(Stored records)
****************************************

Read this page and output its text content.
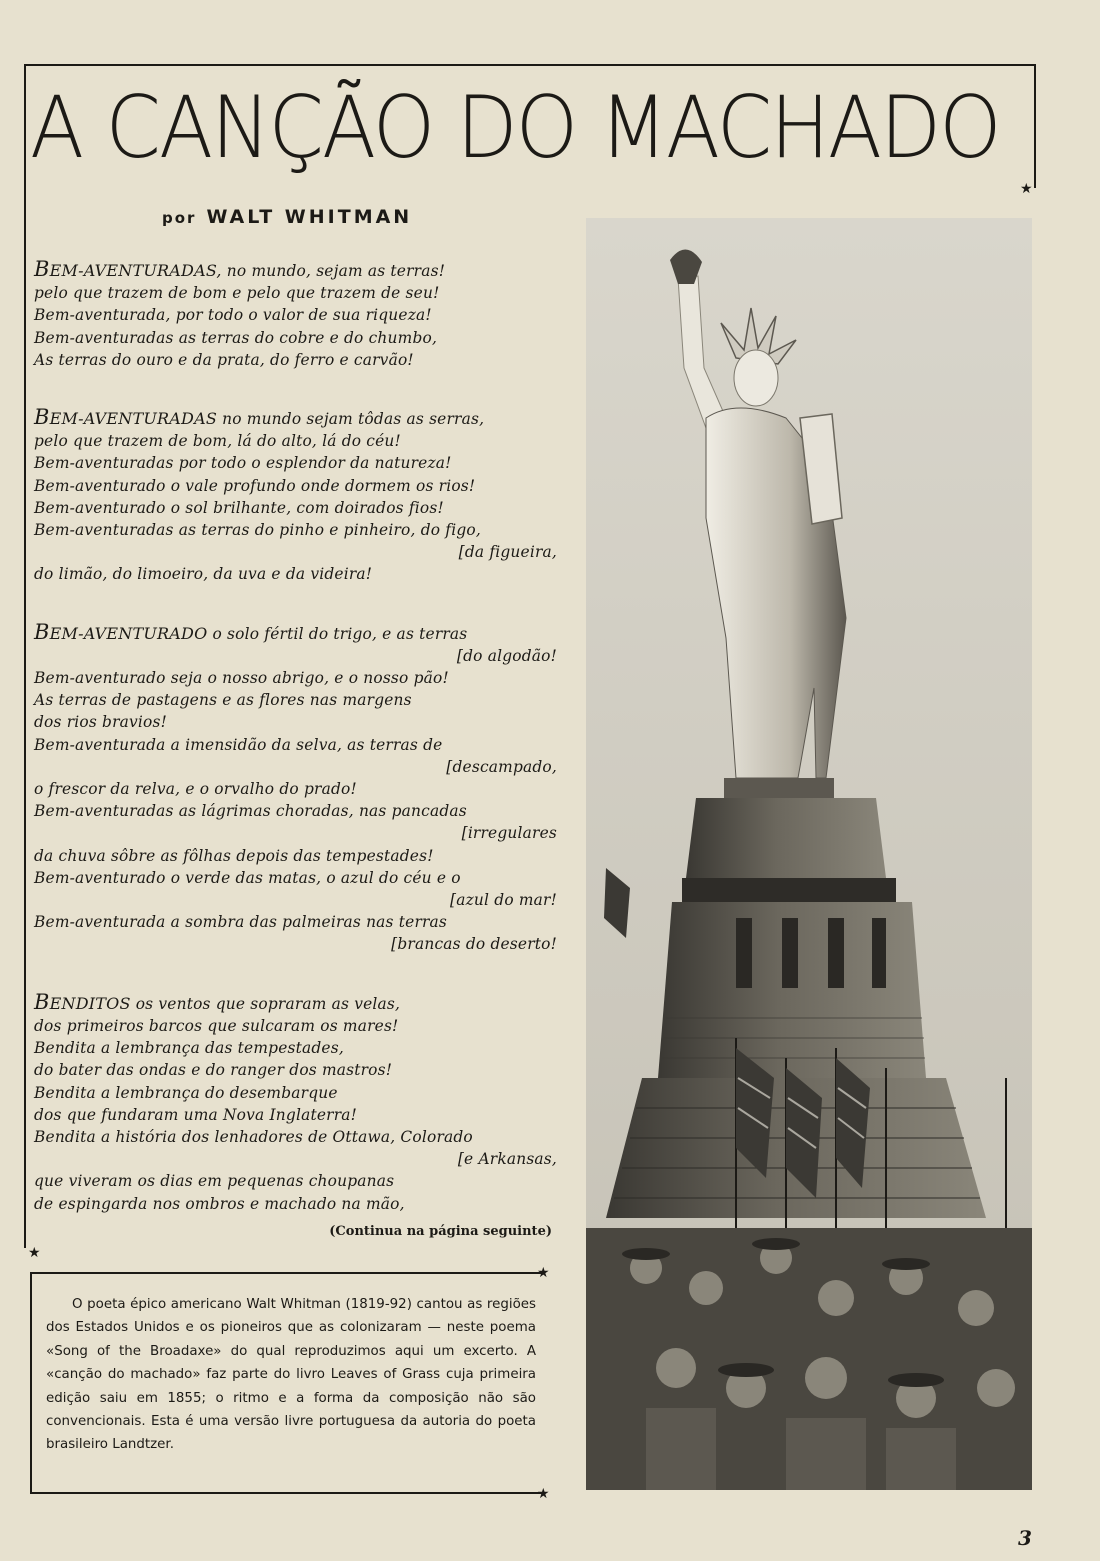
★
★
★
★
A CANÇÃO DO MACHADO
por WALT WHITMAN
BEM-AVENTURADAS, no mundo, sejam as terras!
pelo que trazem de bom e pelo que trazem de seu!
Bem-aventurada, por todo o valor de sua riqueza!
Bem-aventuradas as terras do cobre e do chumbo,
As terras do ouro e da prata, do ferro e carvão!
BEM-AVENTURADAS no mundo sejam tôdas as serras,
pelo que trazem de bom, lá do alto, lá do céu!
Bem-aventuradas por todo o esplendor da natureza!
Bem-aventurado o vale profundo onde dormem os rios!
Bem-aventurado o sol brilhante, com doirados fios!
Bem-aventuradas as terras do pinho e pinheiro, do figo,
[da figueira,
do limão, do limoeiro, da uva e da videira!
BEM-AVENTURADO o solo fértil do trigo, e as terras
[do algodão!
Bem-aventurado seja o nosso abrigo, e o nosso pão!
As terras de pastagens e as flores nas margens
dos rios bravios!
Bem-aventurada a imensidão da selva, as terras de
[descampado,
o frescor da relva, e o orvalho do prado!
Bem-aventuradas as lágrimas choradas, nas pancadas
[irregulares
da chuva sôbre as fôlhas depois das tempestades!
Bem-aventurado o verde das matas, o azul do céu e o
[azul do mar!
Bem-aventurada a sombra das palmeiras nas terras
[brancas do deserto!
BENDITOS os ventos que sopraram as velas,
dos primeiros barcos que sulcaram os mares!
Bendita a lembrança das tempestades,
do bater das ondas e do ranger dos mastros!
Bendita a lembrança do desembarque
dos que fundaram uma Nova Inglaterra!
Bendita a história dos lenhadores de Ottawa, Colorado
[e Arkansas,
que viveram os dias em pequenas choupanas
de espingarda nos ombros e machado na mão,
(Continua na página seguinte)
O poeta épico americano Walt Whitman (1819-92) cantou as regiões dos Estados Unidos e os pioneiros que as colonizaram — neste poema «Song of the Broadaxe» do qual reproduzimos aqui um excerto. A «canção do machado» faz parte do livro Leaves of Grass cuja primeira edição saiu em 1855; o ritmo e a forma da composição não são convencionais. Esta é uma versão livre portuguesa da autoria do poeta brasileiro Landtzer.
3
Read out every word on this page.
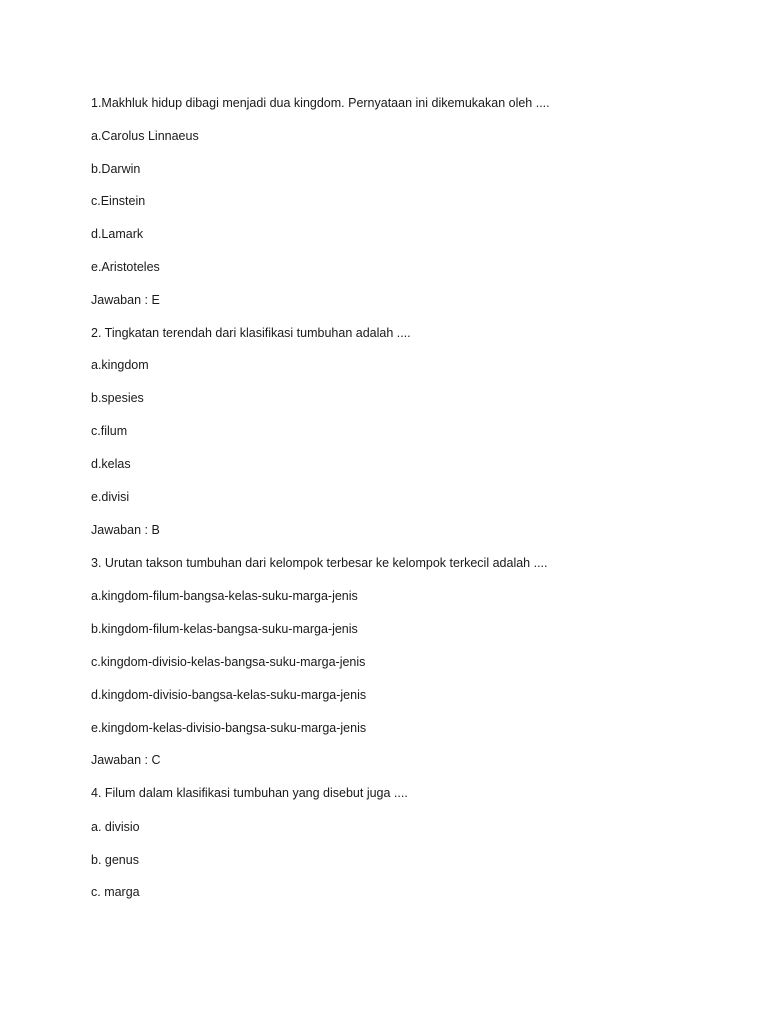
1.Makhluk hidup dibagi menjadi dua kingdom. Pernyataan ini dikemukakan oleh ....

a.Carolus Linnaeus

b.Darwin

c.Einstein

d.Lamark

e.Aristoteles

Jawaban : E

2. Tingkatan terendah dari klasifikasi tumbuhan adalah ....

a.kingdom

b.spesies

c.filum

d.kelas

e.divisi

Jawaban : B

3. Urutan takson tumbuhan dari kelompok terbesar ke kelompok terkecil adalah ....

a.kingdom-filum-bangsa-kelas-suku-marga-jenis

b.kingdom-filum-kelas-bangsa-suku-marga-jenis

c.kingdom-divisio-kelas-bangsa-suku-marga-jenis

d.kingdom-divisio-bangsa-kelas-suku-marga-jenis

e.kingdom-kelas-divisio-bangsa-suku-marga-jenis

Jawaban : C

4. Filum dalam klasifikasi tumbuhan yang disebut juga ....

a. divisio

b. genus

c. marga
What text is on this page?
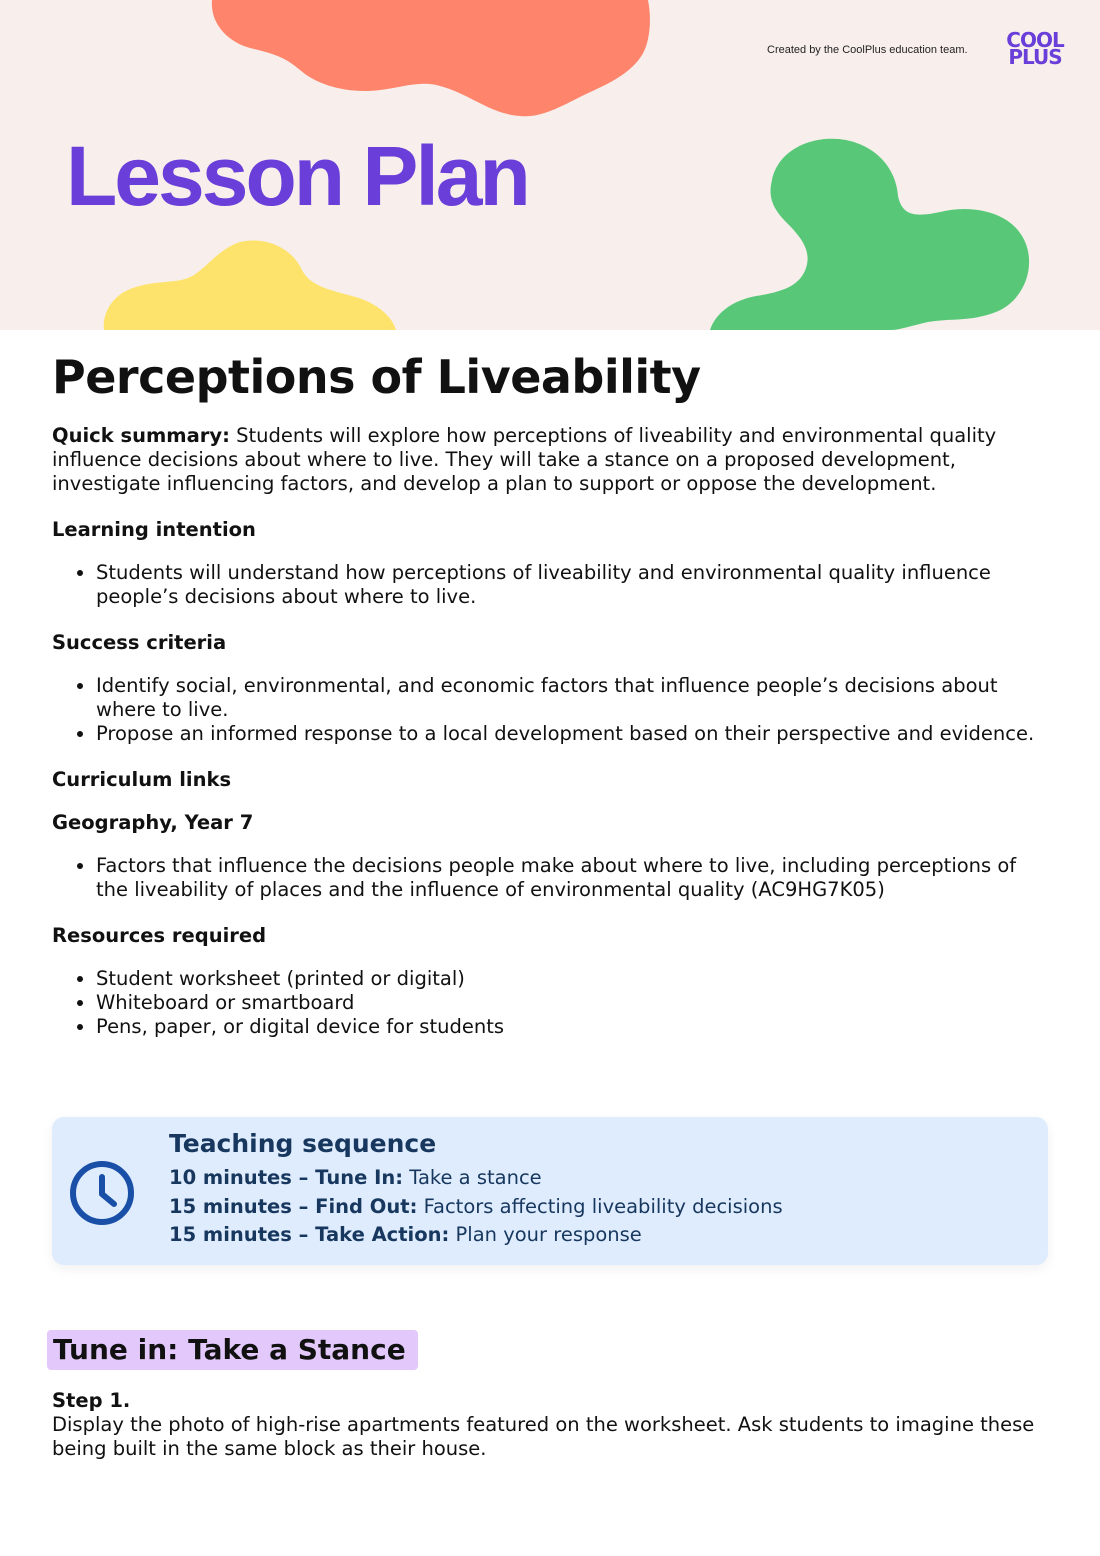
Created by the CoolPlus education team.	COOL
PLUS
Lesson Plan
Perceptions of Liveability

Quick summary: Students will explore how perceptions of liveability and environmental quality influence decisions about where to live. They will take a stance on a proposed development, investigate influencing factors, and develop a plan to support or oppose the development.

Learning intention
• Students will understand how perceptions of liveability and environmental quality influence people’s decisions about where to live.
Success criteria
• Identify social, environmental, and economic factors that influence people’s decisions about where to live.
• Propose an informed response to a local development based on their perspective and evidence.
Curriculum links
Geography, Year 7
• Factors that influence the decisions people make about where to live, including perceptions of the liveability of places and the influence of environmental quality (AC9HG7K05)
Resources required
• Student worksheet (printed or digital)
• Whiteboard or smartboard
• Pens, paper, or digital device for students
Teaching sequence
10 minutes – Tune In: Take a stance
15 minutes – Find Out: Factors affecting liveability decisions
15 minutes – Take Action: Plan your response
Tune in: Take a Stance
Step 1.

Display the photo of high-rise apartments featured on the worksheet. Ask students to imagine these being built in the same block as their house.
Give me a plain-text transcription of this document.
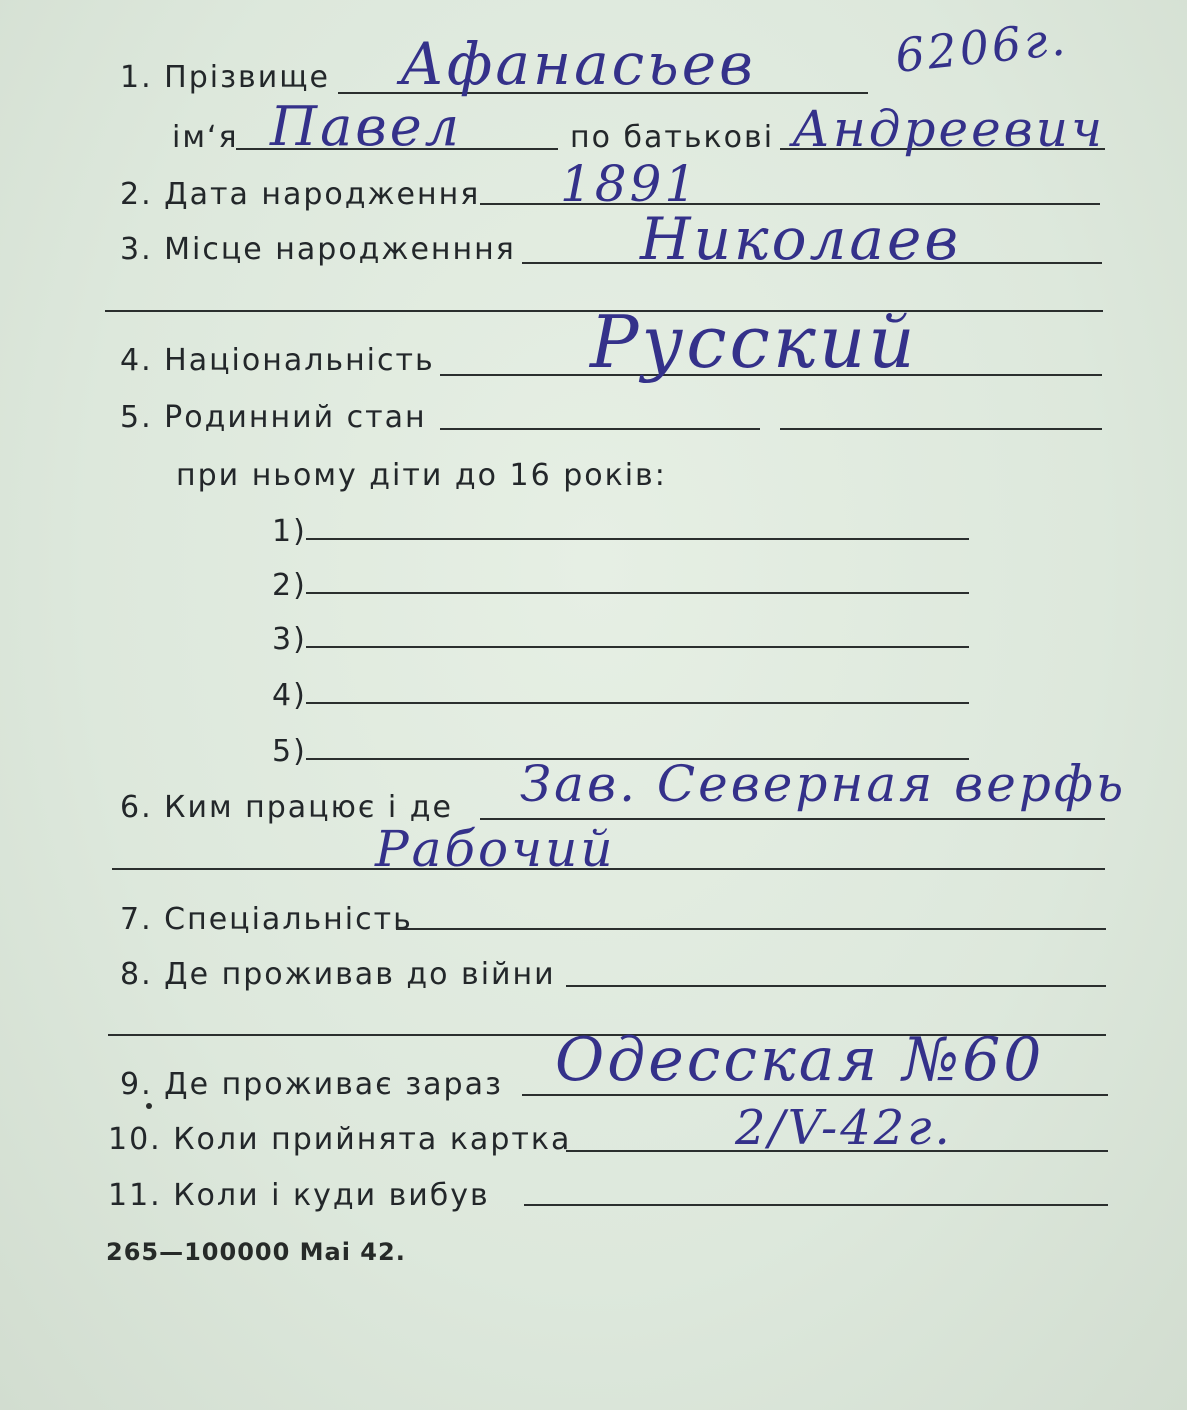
1. Прізвище Афанасьев	6206г.
ім‘я Павел	по батькові Андреевич
2. Дата народження 1891
3. Місце народженння Николаев
4. Національність Русский
5. Родинний стан
при ньому діти до 16 років:
1)
2)
3)
4)
5)
6. Ким працює і де Зав. Северная верфь
Рабочий
7. Спеціальність
8. Де проживав до війни
9. Де проживає зараз Одесская №60
10. Коли прийнята картка	2/V-42г.
11. Коли і куди вибув
265—100000 Mai 42.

****************************************

Request
Return each full line of the entries that contains the word "tumbuhan".

The reply
2. Tingkatan terendah dari klasifikasi tumbuhan adalah ....
3. Urutan takson tumbuhan dari kelompok terbesar ke kelompok terkecil adalah ....
4. Filum dalam klasifikasi tumbuhan yang disebut juga ....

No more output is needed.